PROVIDED RECORDS:
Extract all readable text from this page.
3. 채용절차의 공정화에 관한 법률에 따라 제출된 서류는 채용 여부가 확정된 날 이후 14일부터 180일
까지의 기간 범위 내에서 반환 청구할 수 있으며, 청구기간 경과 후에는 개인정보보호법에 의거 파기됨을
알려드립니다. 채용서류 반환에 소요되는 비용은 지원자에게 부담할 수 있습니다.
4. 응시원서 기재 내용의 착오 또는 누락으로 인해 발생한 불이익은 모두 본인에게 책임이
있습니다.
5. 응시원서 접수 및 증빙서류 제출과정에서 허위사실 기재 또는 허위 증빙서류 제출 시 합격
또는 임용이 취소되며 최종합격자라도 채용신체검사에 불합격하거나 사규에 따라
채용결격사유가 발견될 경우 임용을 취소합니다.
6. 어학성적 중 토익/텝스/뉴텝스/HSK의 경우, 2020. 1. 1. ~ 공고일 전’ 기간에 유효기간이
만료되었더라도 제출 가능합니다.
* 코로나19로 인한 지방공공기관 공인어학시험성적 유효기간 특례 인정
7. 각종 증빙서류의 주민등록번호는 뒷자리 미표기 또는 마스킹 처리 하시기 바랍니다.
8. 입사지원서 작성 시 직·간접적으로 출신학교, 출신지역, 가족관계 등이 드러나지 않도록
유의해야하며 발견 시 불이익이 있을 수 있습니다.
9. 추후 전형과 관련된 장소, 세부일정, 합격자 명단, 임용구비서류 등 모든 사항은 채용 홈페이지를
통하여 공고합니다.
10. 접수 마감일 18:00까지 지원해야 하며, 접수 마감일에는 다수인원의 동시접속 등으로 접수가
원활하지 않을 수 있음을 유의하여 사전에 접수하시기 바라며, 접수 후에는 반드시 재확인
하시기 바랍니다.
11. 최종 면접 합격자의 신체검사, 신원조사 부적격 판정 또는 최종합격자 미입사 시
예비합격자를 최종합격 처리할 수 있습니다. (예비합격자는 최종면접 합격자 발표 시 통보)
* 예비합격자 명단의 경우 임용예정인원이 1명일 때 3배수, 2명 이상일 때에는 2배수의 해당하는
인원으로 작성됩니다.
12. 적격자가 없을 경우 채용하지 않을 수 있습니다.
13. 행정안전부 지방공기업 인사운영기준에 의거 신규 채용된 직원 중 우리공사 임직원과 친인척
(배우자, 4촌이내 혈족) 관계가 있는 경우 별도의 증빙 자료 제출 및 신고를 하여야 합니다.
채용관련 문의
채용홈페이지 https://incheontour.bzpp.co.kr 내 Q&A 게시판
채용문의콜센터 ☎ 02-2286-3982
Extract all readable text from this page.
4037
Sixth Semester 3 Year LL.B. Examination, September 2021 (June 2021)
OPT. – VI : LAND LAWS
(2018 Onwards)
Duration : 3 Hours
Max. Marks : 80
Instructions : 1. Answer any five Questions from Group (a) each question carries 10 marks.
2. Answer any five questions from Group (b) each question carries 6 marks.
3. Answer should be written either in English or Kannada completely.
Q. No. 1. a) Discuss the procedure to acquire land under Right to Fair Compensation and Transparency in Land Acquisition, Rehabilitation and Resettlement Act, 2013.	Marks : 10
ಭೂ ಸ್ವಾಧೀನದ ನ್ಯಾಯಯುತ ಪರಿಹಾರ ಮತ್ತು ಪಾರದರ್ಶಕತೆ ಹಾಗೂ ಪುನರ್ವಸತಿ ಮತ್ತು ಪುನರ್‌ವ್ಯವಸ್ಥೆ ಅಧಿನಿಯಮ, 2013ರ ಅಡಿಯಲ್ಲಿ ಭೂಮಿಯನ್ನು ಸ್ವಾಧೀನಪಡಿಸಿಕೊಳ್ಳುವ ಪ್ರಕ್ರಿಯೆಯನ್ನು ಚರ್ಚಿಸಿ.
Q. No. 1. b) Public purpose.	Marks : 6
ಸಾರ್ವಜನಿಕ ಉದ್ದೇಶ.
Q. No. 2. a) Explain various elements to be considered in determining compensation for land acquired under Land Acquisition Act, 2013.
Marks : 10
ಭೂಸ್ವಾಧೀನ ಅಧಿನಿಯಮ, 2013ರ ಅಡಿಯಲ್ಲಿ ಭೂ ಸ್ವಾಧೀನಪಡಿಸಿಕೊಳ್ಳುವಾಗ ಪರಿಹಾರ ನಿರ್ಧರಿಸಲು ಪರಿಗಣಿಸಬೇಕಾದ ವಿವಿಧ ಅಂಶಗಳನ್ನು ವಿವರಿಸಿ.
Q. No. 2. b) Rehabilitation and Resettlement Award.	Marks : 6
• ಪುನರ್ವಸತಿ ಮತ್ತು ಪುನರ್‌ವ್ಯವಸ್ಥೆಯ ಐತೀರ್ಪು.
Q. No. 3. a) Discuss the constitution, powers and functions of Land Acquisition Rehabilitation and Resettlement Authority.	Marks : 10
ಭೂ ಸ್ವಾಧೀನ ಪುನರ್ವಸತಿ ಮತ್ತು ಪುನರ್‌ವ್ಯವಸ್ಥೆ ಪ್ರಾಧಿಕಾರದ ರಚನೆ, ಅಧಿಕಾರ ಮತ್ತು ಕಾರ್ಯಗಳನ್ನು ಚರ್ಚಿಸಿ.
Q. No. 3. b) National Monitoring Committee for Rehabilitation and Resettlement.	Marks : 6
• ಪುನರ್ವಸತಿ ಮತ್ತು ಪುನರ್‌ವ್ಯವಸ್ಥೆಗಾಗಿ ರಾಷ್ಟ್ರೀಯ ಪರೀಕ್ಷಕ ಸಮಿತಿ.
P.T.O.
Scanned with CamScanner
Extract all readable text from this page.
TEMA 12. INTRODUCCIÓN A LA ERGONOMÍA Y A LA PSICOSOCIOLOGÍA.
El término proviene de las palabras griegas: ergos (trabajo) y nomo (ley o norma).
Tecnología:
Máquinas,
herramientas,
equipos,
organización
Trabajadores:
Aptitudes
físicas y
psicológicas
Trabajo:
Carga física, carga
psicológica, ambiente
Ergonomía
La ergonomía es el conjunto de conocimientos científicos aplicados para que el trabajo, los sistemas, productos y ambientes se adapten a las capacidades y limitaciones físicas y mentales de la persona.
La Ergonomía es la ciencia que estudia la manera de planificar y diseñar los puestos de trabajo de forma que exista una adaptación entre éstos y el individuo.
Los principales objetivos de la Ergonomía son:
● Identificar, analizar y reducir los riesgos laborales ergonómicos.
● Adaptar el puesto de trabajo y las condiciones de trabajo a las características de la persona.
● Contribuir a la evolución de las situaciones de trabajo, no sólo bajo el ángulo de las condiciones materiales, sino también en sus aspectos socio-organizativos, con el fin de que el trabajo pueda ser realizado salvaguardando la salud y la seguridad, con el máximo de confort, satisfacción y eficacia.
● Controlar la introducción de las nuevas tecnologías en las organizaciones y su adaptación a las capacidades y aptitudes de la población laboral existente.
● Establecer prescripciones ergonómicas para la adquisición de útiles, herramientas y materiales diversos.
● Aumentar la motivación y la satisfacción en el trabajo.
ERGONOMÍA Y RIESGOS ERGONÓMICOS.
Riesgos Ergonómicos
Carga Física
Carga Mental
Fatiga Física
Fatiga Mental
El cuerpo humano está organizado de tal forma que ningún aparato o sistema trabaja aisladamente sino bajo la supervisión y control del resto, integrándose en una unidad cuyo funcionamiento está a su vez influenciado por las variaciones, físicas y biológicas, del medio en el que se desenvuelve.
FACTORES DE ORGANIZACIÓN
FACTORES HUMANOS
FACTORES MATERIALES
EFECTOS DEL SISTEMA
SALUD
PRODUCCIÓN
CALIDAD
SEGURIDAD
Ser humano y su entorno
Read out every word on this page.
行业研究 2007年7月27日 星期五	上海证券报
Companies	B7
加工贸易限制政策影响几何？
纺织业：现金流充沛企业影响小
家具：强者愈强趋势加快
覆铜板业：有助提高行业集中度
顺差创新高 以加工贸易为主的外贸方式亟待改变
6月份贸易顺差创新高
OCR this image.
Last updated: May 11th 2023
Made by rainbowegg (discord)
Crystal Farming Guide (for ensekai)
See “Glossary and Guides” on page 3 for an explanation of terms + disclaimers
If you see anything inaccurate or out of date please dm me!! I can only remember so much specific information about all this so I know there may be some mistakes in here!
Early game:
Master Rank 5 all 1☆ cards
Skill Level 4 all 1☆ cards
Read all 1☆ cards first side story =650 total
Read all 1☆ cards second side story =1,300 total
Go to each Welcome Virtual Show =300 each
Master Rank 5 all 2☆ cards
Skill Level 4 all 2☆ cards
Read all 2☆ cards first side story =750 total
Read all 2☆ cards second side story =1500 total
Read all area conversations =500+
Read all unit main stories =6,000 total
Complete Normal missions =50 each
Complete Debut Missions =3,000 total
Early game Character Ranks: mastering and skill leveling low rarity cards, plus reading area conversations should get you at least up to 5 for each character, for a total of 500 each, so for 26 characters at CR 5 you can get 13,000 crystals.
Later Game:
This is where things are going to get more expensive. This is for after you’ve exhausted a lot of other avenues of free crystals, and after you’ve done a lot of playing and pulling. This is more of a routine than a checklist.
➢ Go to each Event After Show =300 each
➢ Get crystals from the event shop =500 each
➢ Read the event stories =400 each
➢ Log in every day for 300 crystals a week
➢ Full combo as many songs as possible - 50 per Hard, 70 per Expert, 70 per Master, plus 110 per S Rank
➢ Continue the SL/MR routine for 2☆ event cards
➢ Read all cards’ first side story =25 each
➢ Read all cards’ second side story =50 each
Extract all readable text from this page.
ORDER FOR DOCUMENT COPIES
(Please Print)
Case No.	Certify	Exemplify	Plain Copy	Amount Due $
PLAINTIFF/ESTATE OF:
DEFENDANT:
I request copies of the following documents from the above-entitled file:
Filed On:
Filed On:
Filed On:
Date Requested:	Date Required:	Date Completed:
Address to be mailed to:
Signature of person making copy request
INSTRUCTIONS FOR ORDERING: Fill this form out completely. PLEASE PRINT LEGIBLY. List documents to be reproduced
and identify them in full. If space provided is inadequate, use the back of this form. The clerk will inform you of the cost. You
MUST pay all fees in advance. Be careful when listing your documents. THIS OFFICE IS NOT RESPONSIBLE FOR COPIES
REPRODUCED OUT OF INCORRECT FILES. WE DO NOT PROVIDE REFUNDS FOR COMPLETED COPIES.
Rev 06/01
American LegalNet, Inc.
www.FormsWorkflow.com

WHAT THE EXERCISE ASKS:
Gather all lines with the string "five" from the data.

EXERCISE RESULT:
Instructions : 1. Answer any five Questions from Group (a) each question carries 10 marks.
2. Answer any five questions from Group (b) each question carries 6 marks.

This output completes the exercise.